(Figure dataset records)
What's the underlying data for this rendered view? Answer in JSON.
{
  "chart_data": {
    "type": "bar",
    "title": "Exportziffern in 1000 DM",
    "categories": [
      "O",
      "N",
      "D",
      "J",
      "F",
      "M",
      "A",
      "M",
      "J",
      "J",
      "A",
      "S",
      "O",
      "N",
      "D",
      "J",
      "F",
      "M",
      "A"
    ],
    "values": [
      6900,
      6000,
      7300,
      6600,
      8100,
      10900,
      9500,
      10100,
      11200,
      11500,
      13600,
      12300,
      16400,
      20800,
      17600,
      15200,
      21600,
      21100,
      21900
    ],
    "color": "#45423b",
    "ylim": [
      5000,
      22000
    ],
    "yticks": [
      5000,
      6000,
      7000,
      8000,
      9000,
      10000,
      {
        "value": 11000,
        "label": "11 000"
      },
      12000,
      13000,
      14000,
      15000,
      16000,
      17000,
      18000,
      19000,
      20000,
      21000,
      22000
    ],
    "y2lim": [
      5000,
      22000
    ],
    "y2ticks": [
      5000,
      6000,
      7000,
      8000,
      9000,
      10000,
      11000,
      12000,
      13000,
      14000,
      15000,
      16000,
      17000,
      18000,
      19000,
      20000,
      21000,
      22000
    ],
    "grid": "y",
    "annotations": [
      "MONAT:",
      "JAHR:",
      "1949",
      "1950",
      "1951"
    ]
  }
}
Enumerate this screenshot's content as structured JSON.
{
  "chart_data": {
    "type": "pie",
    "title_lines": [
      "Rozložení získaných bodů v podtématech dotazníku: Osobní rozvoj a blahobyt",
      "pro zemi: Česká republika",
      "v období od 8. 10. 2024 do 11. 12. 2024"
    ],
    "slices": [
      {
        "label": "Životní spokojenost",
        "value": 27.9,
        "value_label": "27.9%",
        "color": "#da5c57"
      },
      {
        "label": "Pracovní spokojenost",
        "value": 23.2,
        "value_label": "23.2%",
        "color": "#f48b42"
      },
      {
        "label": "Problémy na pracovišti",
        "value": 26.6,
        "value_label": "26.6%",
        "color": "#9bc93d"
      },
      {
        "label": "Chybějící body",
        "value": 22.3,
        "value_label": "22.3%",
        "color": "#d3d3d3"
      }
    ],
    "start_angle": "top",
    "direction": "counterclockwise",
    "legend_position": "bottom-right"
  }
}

YOUR INSTRUCTIONS:
Give only the count of lines in which the string "spokojenost" appears.

TASK RESULT:
2